* Aim of the task
Look through the data below and say how many of its lines contain "frac", adding nothing else.

Recorded data

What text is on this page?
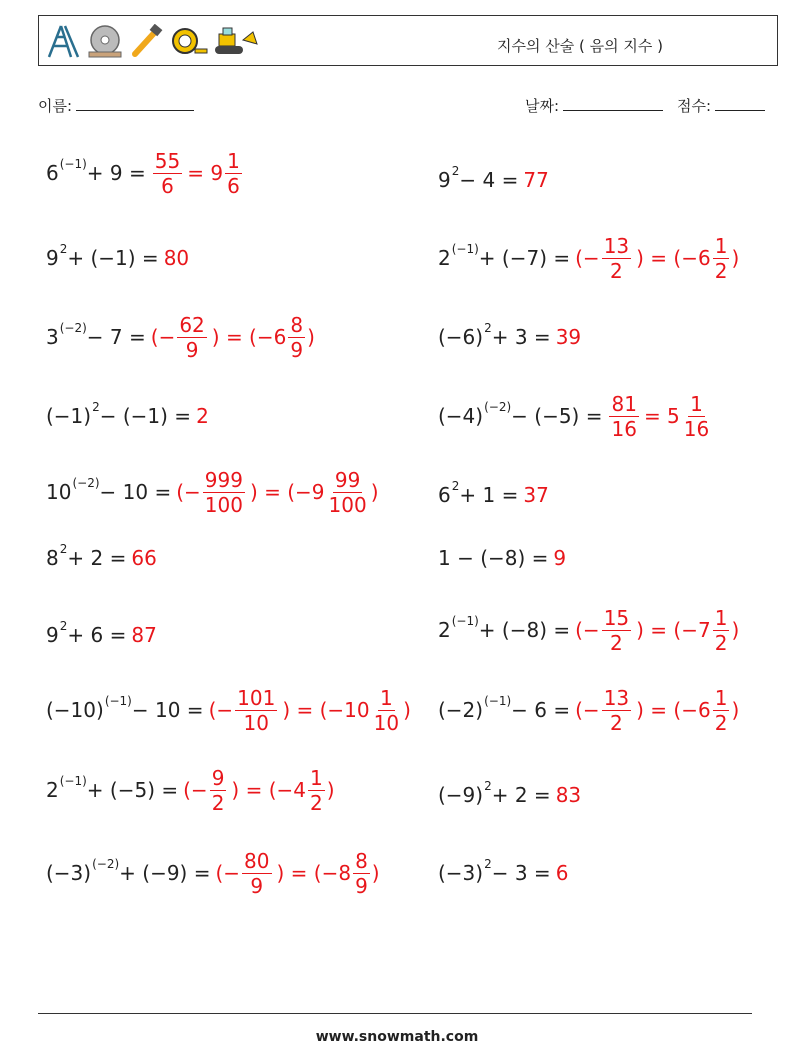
지수의 산술 ( 음의 지수 )
이름:	날짜:	점수:
$6^{(-1)} + 9 = \frac{55}{6} = 9 \frac{1}{6}$
$9^2 + (-1) = 80$
$3^{(-2)} - 7$ = (− $\frac{62}{9}$ ) = ($-6 \frac{8}{9}$ )
$(-1)^2 - (-1) = 2$
$10^{(-2)} - 10$ = (− $\frac{999}{100}$ ) = ($-9 \frac{99}{100}$ )
$8^2 + 2 = 66$
$9^2 + 6 = 87$
$(-10)^{(-1)} - 10$ = (− $\frac{101}{10}$ ) = ($-10 \frac{1}{10}$ )
$2^{(-1)} + (-5)$ = (− $\frac{9}{2}$ ) = ($-4 \frac{1}{2}$ )
$(-3)^{(-2)} + (-9)$ = (− $\frac{80}{9}$ ) = ($-8 \frac{8}{9}$ )
$9^2 - 4 = 77$
$2^{(-1)} + (-7)$ = (− $\frac{13}{2}$ ) = ($-6 \frac{1}{2}$ )
$(-6)^2 + 3 = 39$
$(-4)^{(-2)} - (-5) = \frac{81}{16} = 5 \frac{1}{16}$
$6^2 + 1 = 37$
1 − (−8) = 9
$2^{(-1)} + (-8)$ = (− $\frac{15}{2}$ ) = ($-7 \frac{1}{2}$ )
$(-2)^{(-1)} - 6$ = (− $\frac{13}{2}$ ) = ($-6 \frac{1}{2}$ )
$(-9)^2 + 2 = 83$
$(-3)^2 - 3 = 6$
www.snowmath.com
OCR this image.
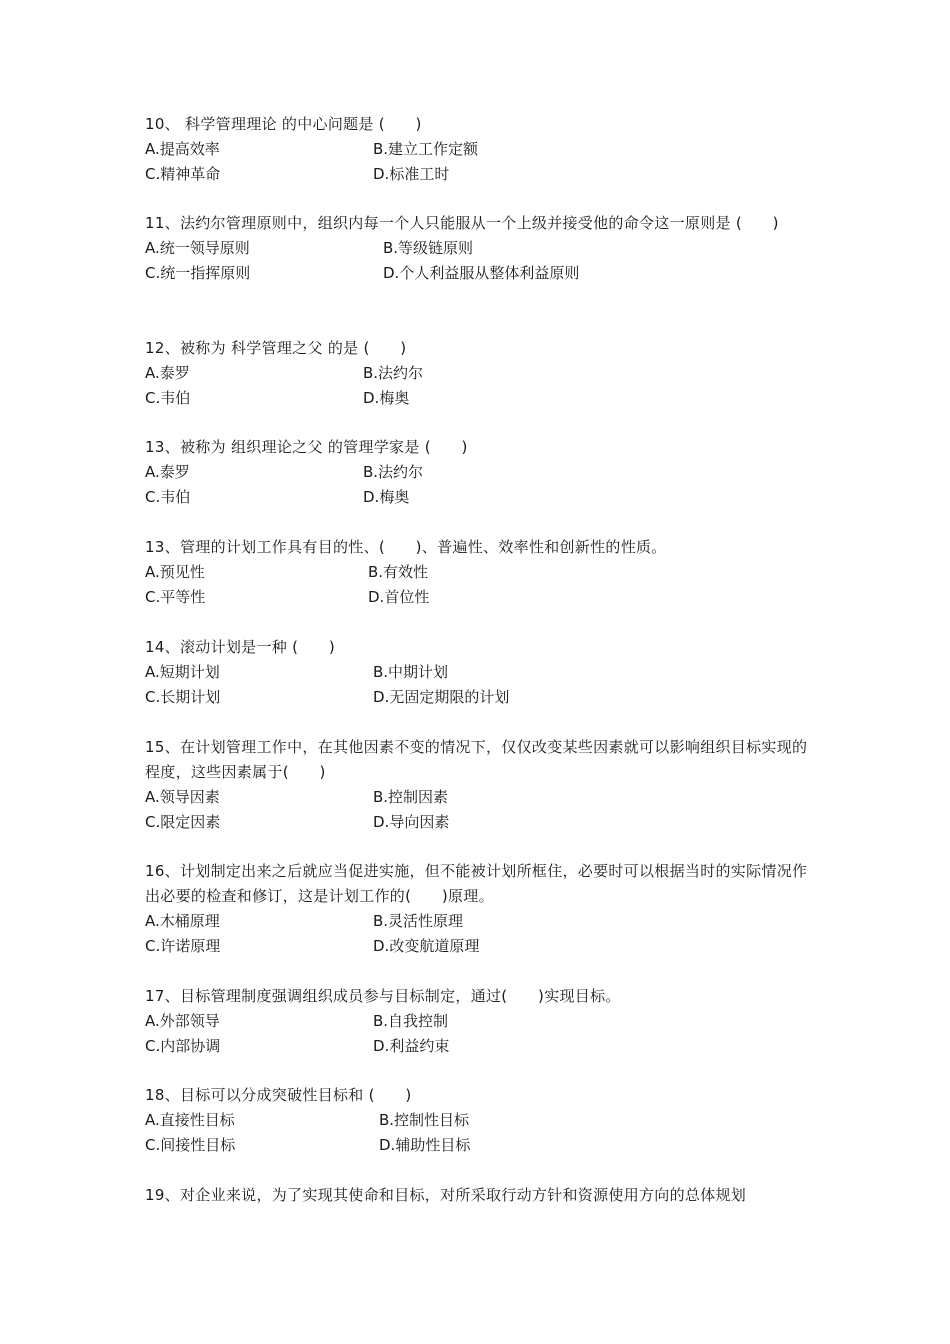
10、 科学管理理论 的中心问题是 (　　)

A.提高效率	B.建立工作定额
C.精神革命	D.标准工时

11、法约尔管理原则中，组织内每一个人只能服从一个上级并接受他的命令这一原则是 (　　)

A.统一领导原则	B.等级链原则
C.统一指挥原则	D.个人利益服从整体利益原则

12、被称为 科学管理之父 的是 (　　)

A.泰罗	B.法约尔
C.韦伯	D.梅奥

13、被称为 组织理论之父 的管理学家是 (　　)

A.泰罗	B.法约尔
C.韦伯	D.梅奥

13、管理的计划工作具有目的性、(　　)、普遍性、效率性和创新性的性质。

A.预见性	B.有效性
C.平等性	D.首位性

14、滚动计划是一种 (　　)

A.短期计划	B.中期计划
C.长期计划	D.无固定期限的计划

15、在计划管理工作中，在其他因素不变的情况下，仅仅改变某些因素就可以影响组织目标实现的程度，这些因素属于(　　)

A.领导因素	B.控制因素
C.限定因素	D.导向因素

16、计划制定出来之后就应当促进实施，但不能被计划所框住，必要时可以根据当时的实际情况作出必要的检查和修订，这是计划工作的(　　)原理。

A.木桶原理	B.灵活性原理
C.许诺原理	D.改变航道原理

17、目标管理制度强调组织成员参与目标制定，通过(　　)实现目标。

A.外部领导	B.自我控制
C.内部协调	D.利益约束

18、目标可以分成突破性目标和 (　　)

A.直接性目标	B.控制性目标
C.间接性目标	D.辅助性目标

19、对企业来说，为了实现其使命和目标，对所采取行动方针和资源使用方向的总体规划
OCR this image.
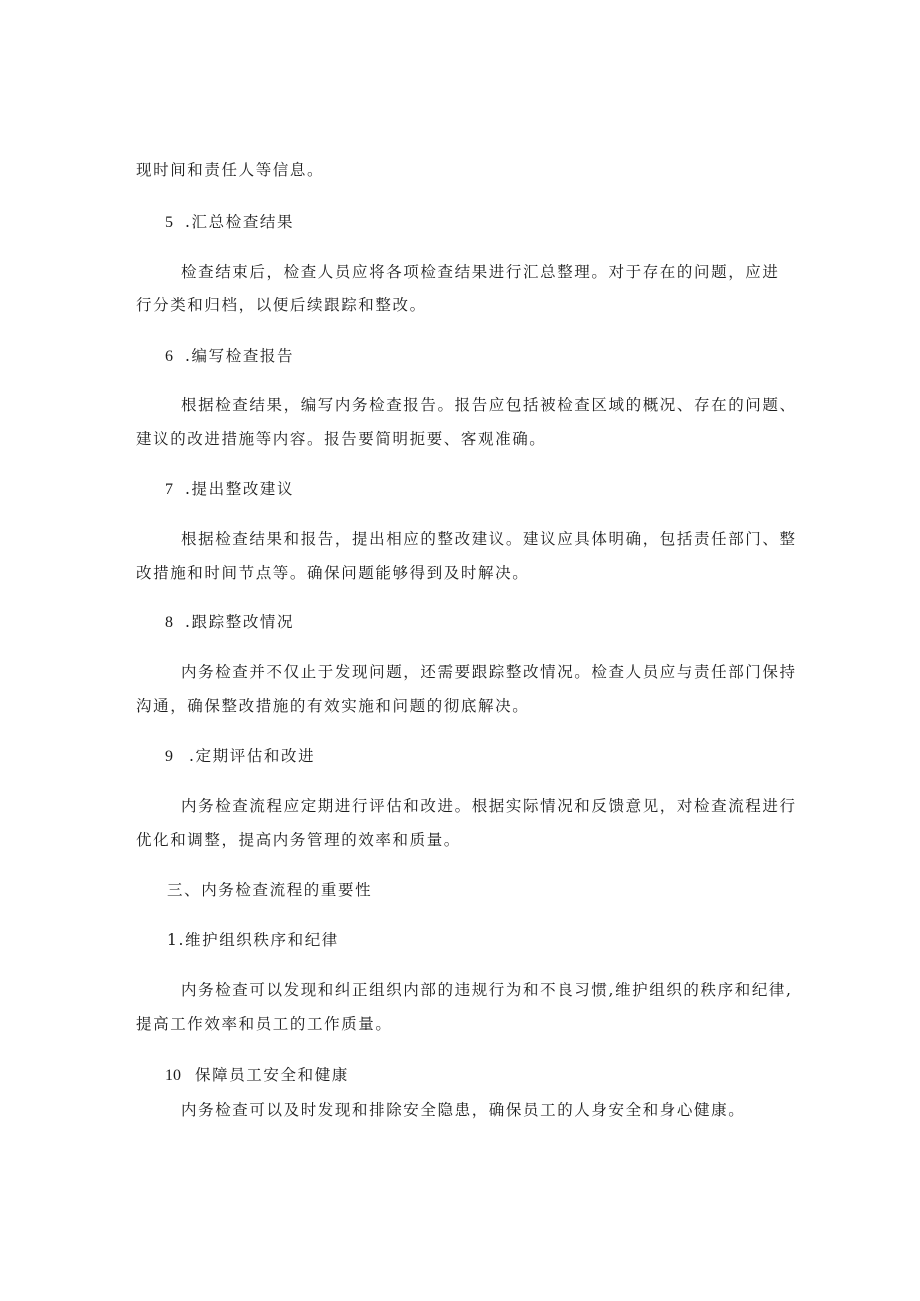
现时间和责任人等信息。
5 .汇总检查结果
检查结束后，检查人员应将各项检查结果进行汇总整理。对于存在的问题，应进
行分类和归档，以便后续跟踪和整改。
6 .编写检查报告
根据检查结果，编写内务检查报告。报告应包括被检查区域的概况、存在的问题、
建议的改进措施等内容。报告要简明扼要、客观准确。
7 .提出整改建议
根据检查结果和报告，提出相应的整改建议。建议应具体明确，包括责任部门、整
改措施和时间节点等。确保问题能够得到及时解决。
8 .跟踪整改情况
内务检查并不仅止于发现问题，还需要跟踪整改情况。检查人员应与责任部门保持
沟通，确保整改措施的有效实施和问题的彻底解决。
9 .定期评估和改进
内务检查流程应定期进行评估和改进。根据实际情况和反馈意见，对检查流程进行
优化和调整，提高内务管理的效率和质量。
三、内务检查流程的重要性
1.维护组织秩序和纪律
内务检查可以发现和纠正组织内部的违规行为和不良习惯,维护组织的秩序和纪律,
提高工作效率和员工的工作质量。
10 保障员工安全和健康
内务检查可以及时发现和排除安全隐患，确保员工的人身安全和身心健康。
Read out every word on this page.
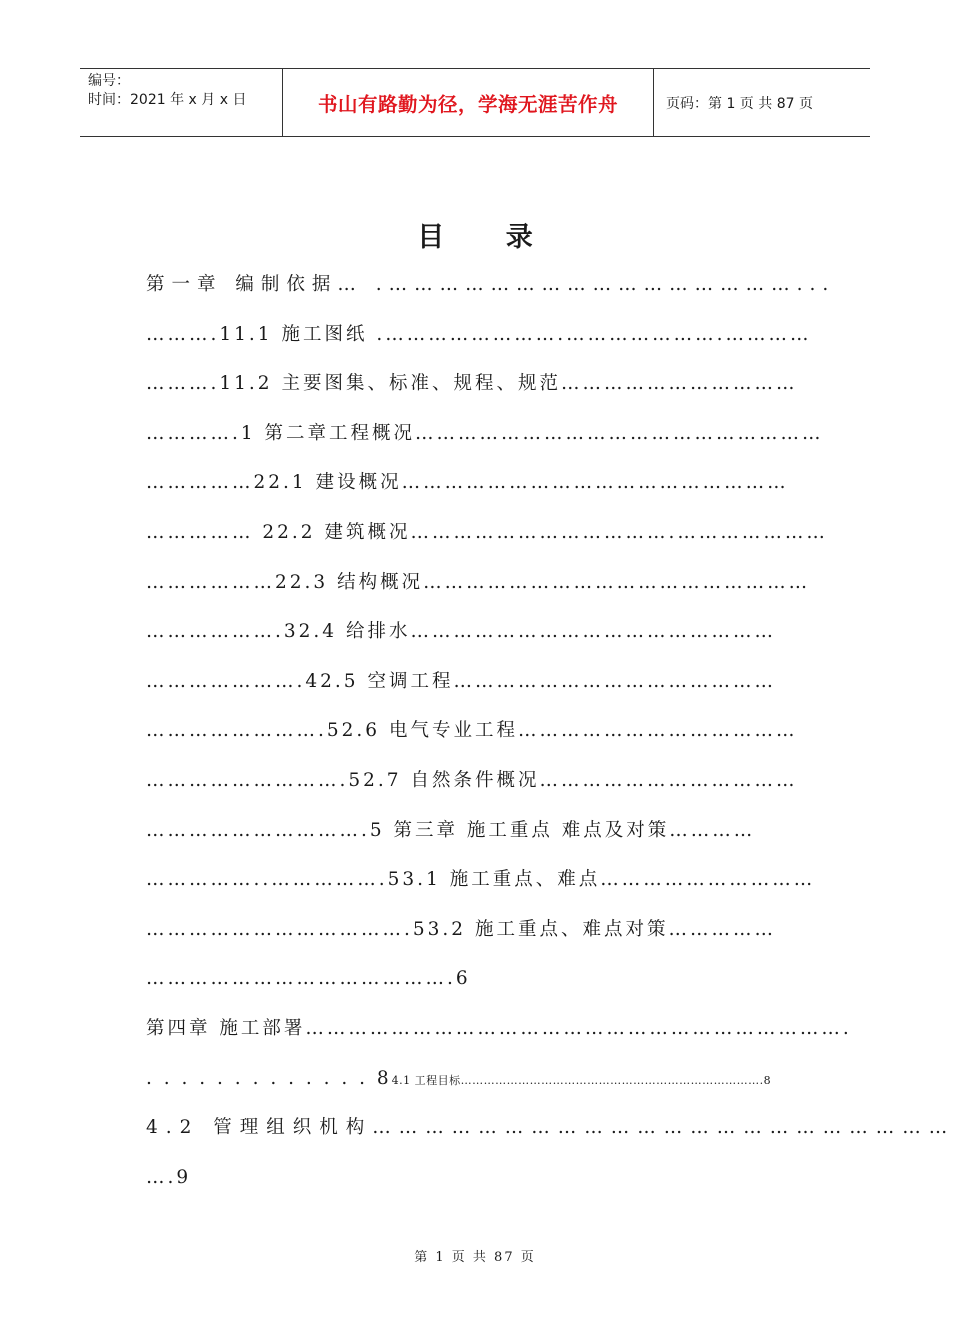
编号：
时间：2021 年 x 月 x 日	书山有路勤为径，学海无涯苦作舟	页码：第 1 页 共 87 页
目 录
第一章 编制依据… .…………………………………………...
……….11.1 施工图纸 .…………………….………………….…………
……….11.2 主要图集、标准、规程、规范……………………………
………….1 第二章工程概况…………………………………………………
……………22.1 建设概况………………………………………………
…………… 22.2 建筑概况……………………………….…………………
………………22.3 结构概况………………………………………………
……………….32.4 给排水……………………………………………
………………….42.5 空调工程………………………………………
…………………….52.6 电气专业工程…………………………………
……………………….52.7 自然条件概况………………………………
………………………….5 第三章 施工重点 难点及对策…………
……………..…………….53.1 施工重点、难点…………………………
……………………………….53.2 施工重点、难点对策……………
…………………………………….6
第四章 施工部署………………………………………………………………….
. . . . . . . . . . . . . 84.1 工程目标…………………………………………………………………….8
4.2 管理组织机构…………………………………………………………
….9
第 1 页 共 87 页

* Result of the task
10